-- START --
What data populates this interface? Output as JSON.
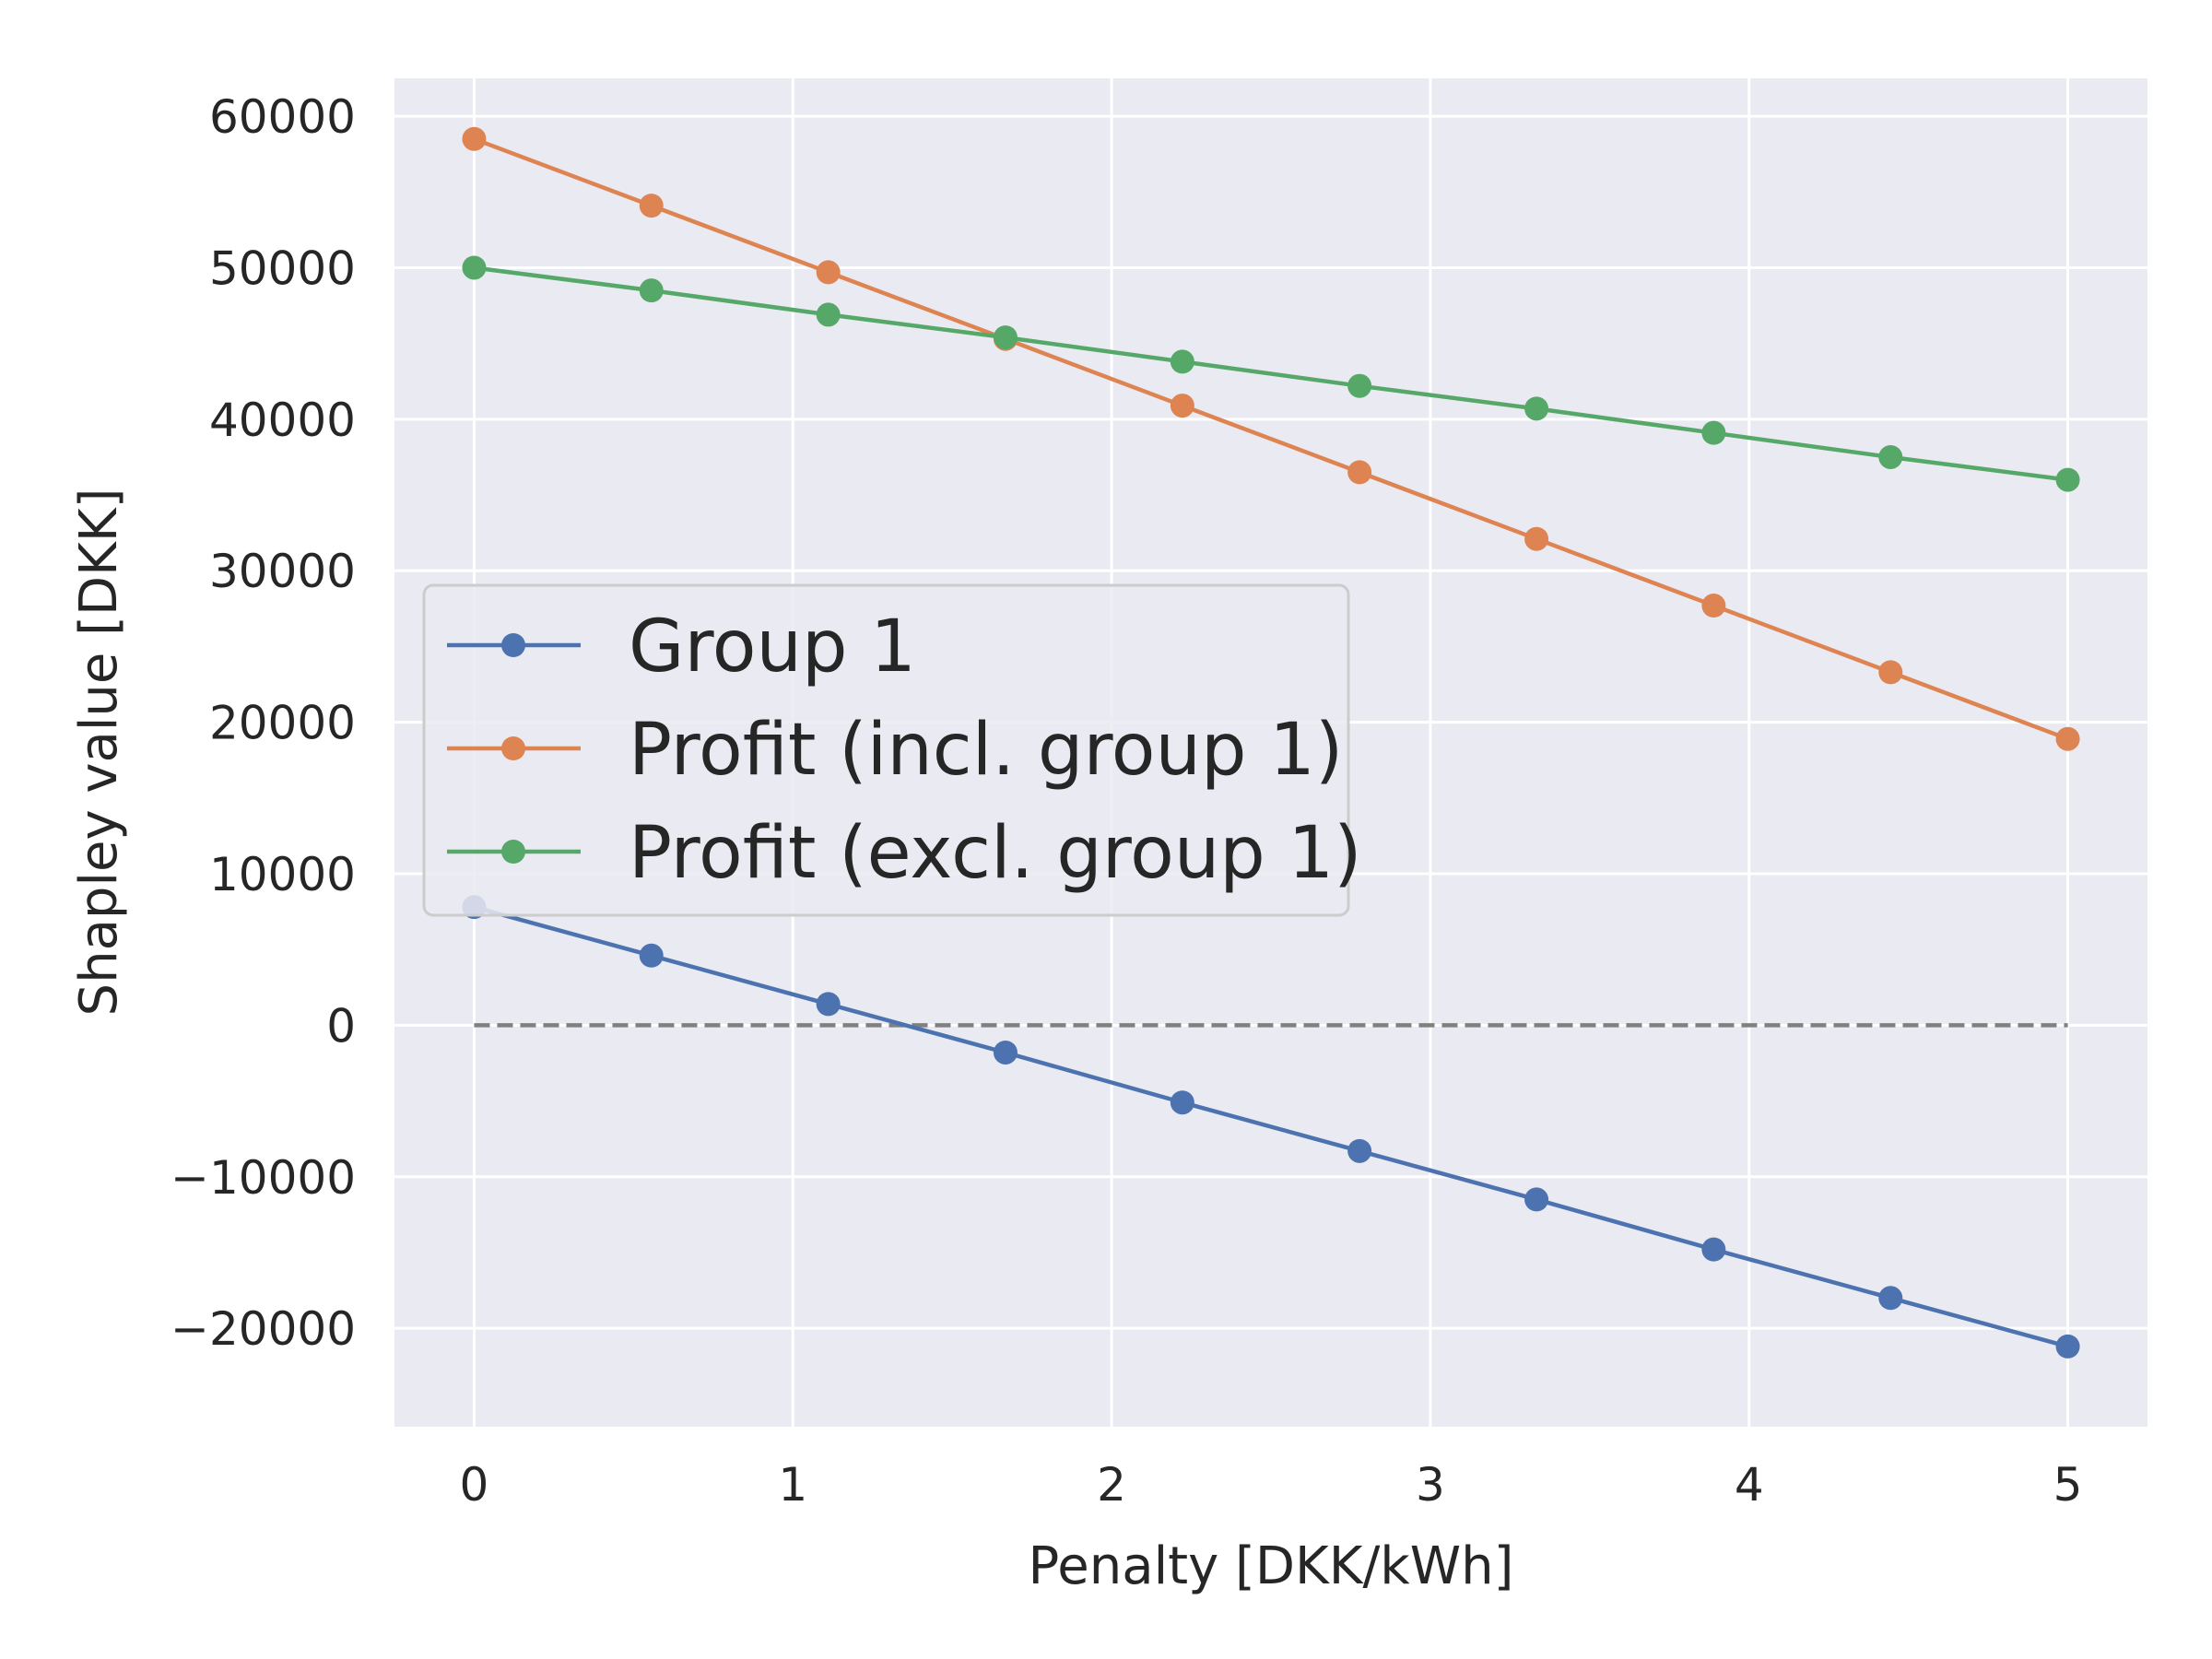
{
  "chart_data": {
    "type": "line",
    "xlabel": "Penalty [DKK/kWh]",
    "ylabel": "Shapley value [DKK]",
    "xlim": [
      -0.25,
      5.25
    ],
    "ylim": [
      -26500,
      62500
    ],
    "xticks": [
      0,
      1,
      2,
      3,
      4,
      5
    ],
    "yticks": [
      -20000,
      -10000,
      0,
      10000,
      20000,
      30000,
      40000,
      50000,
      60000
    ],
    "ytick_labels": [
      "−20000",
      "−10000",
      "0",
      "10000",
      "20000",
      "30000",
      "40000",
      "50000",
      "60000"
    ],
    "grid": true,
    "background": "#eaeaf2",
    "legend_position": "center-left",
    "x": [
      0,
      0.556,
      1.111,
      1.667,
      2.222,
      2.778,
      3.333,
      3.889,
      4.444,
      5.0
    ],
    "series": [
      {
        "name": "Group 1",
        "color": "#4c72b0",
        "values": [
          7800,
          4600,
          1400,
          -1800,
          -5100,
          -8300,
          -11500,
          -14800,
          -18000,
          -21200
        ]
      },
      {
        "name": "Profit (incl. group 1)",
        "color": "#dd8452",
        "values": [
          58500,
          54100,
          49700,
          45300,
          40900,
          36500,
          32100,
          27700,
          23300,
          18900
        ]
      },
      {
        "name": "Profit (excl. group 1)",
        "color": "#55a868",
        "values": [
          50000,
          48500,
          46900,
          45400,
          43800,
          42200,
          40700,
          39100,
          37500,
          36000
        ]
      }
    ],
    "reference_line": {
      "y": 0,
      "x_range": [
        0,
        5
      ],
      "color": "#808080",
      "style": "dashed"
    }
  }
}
-- END --
→ **Task**
Retype each record exactly as it stands, but do not include the pictures.

→ **Correct output**
What data populates this interface? Output as JSON.
{
  "chart_data": {
    "type": "line",
    "xlabel": "Penalty [DKK/kWh]",
    "ylabel": "Shapley value [DKK]",
    "xlim": [
      -0.25,
      5.25
    ],
    "ylim": [
      -26500,
      62500
    ],
    "xticks": [
      0,
      1,
      2,
      3,
      4,
      5
    ],
    "yticks": [
      -20000,
      -10000,
      0,
      10000,
      20000,
      30000,
      40000,
      50000,
      60000
    ],
    "ytick_labels": [
      "−20000",
      "−10000",
      "0",
      "10000",
      "20000",
      "30000",
      "40000",
      "50000",
      "60000"
    ],
    "grid": true,
    "background": "#eaeaf2",
    "legend_position": "center-left",
    "x": [
      0,
      0.556,
      1.111,
      1.667,
      2.222,
      2.778,
      3.333,
      3.889,
      4.444,
      5.0
    ],
    "series": [
      {
        "name": "Group 1",
        "color": "#4c72b0",
        "values": [
          7800,
          4600,
          1400,
          -1800,
          -5100,
          -8300,
          -11500,
          -14800,
          -18000,
          -21200
        ]
      },
      {
        "name": "Profit (incl. group 1)",
        "color": "#dd8452",
        "values": [
          58500,
          54100,
          49700,
          45300,
          40900,
          36500,
          32100,
          27700,
          23300,
          18900
        ]
      },
      {
        "name": "Profit (excl. group 1)",
        "color": "#55a868",
        "values": [
          50000,
          48500,
          46900,
          45400,
          43800,
          42200,
          40700,
          39100,
          37500,
          36000
        ]
      }
    ],
    "reference_line": {
      "y": 0,
      "x_range": [
        0,
        5
      ],
      "color": "#808080",
      "style": "dashed"
    }
  }
}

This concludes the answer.